═════ Dataset entries ═════
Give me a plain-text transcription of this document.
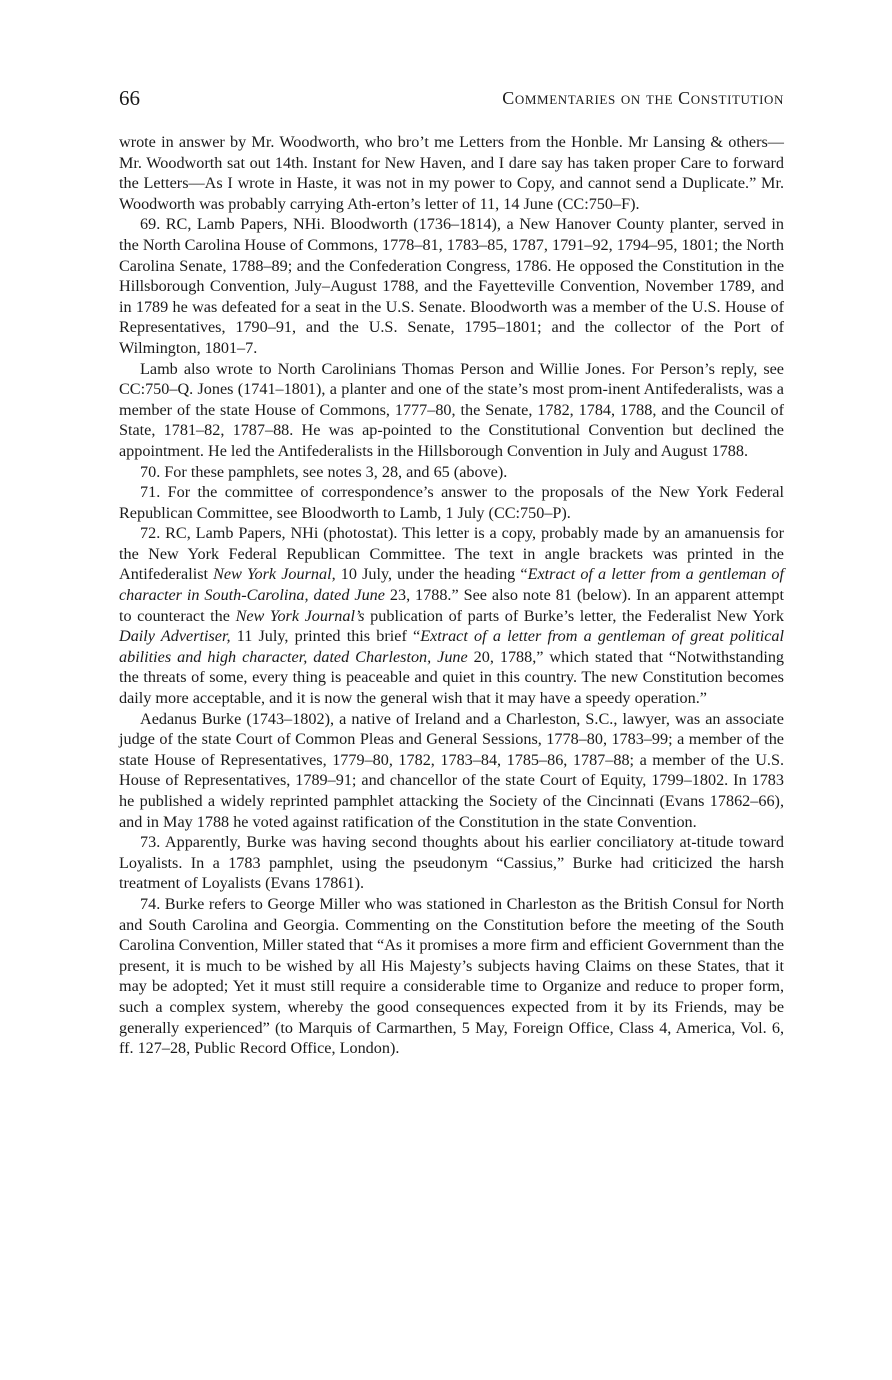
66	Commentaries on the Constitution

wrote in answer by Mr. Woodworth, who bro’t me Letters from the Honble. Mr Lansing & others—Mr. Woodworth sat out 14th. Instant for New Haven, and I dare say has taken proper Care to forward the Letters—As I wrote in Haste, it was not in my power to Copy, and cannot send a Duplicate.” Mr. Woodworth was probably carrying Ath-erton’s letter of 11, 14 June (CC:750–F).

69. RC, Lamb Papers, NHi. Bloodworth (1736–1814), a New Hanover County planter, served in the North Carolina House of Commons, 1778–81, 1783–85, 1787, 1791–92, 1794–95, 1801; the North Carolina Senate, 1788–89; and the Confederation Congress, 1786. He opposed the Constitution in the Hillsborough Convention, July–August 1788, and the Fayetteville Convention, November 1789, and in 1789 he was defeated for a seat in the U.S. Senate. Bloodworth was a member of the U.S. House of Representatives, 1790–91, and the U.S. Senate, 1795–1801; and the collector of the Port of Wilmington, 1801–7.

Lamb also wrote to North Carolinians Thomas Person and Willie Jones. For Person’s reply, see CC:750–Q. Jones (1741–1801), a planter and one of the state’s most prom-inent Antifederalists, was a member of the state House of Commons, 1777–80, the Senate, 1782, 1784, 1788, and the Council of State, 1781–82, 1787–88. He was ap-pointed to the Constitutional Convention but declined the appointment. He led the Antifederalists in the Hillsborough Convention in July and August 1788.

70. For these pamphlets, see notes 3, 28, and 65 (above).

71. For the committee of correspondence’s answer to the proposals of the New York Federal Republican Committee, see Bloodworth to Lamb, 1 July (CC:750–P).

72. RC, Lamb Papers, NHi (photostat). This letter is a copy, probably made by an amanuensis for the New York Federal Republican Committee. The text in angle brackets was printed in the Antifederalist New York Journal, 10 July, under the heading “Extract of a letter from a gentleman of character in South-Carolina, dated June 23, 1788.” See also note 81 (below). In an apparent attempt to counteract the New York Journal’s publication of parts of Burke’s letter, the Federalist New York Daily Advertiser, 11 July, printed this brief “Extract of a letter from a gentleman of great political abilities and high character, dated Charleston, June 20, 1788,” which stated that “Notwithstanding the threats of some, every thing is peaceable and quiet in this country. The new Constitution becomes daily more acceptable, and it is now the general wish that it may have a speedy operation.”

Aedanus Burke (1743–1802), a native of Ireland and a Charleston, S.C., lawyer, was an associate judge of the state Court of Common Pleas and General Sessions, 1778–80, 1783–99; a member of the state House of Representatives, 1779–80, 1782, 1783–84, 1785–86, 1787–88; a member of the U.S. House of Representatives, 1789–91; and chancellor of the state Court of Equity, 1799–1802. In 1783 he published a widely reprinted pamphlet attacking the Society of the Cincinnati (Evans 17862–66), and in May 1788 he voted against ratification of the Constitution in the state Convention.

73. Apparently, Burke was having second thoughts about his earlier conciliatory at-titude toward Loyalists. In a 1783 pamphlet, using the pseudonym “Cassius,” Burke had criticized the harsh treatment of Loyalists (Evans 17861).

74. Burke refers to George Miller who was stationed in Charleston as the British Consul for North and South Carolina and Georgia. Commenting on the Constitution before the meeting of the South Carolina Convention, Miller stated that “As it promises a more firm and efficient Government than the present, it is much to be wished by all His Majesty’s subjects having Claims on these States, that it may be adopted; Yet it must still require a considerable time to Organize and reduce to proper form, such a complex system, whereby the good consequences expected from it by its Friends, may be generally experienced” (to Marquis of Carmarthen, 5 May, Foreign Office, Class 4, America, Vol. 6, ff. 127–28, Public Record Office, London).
═════
═════ Dataset entries ═════
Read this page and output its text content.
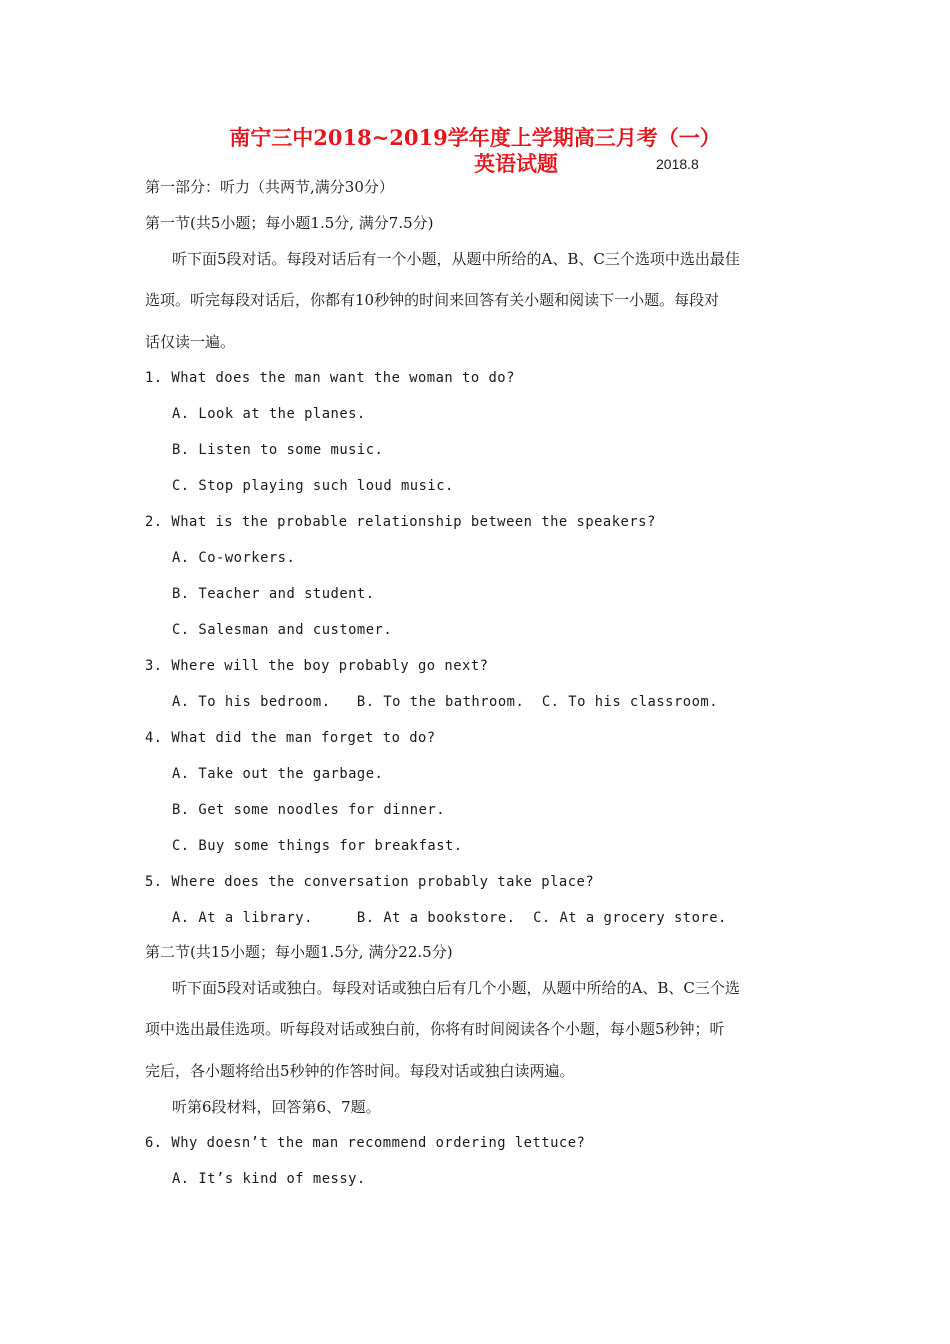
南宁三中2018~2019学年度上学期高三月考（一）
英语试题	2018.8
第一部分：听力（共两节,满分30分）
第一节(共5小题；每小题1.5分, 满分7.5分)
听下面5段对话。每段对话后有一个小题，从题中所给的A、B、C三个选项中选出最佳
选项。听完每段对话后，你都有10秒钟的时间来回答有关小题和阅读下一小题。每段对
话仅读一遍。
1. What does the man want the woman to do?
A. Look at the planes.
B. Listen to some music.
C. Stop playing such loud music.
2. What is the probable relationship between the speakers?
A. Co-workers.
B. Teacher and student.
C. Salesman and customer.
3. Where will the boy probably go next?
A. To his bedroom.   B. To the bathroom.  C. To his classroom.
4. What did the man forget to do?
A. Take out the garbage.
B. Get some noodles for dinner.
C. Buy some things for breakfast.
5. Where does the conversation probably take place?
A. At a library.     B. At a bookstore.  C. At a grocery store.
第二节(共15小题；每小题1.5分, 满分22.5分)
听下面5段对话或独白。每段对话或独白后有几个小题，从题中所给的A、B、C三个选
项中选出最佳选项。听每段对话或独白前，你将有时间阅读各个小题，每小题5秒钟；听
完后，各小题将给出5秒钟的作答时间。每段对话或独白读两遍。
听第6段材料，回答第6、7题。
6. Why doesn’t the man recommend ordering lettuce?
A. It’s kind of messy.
═════
**What is needed**
Say how many lines of the data include the string "从题中所给的A". Nothing other than the number should be given.

**Correct response**
2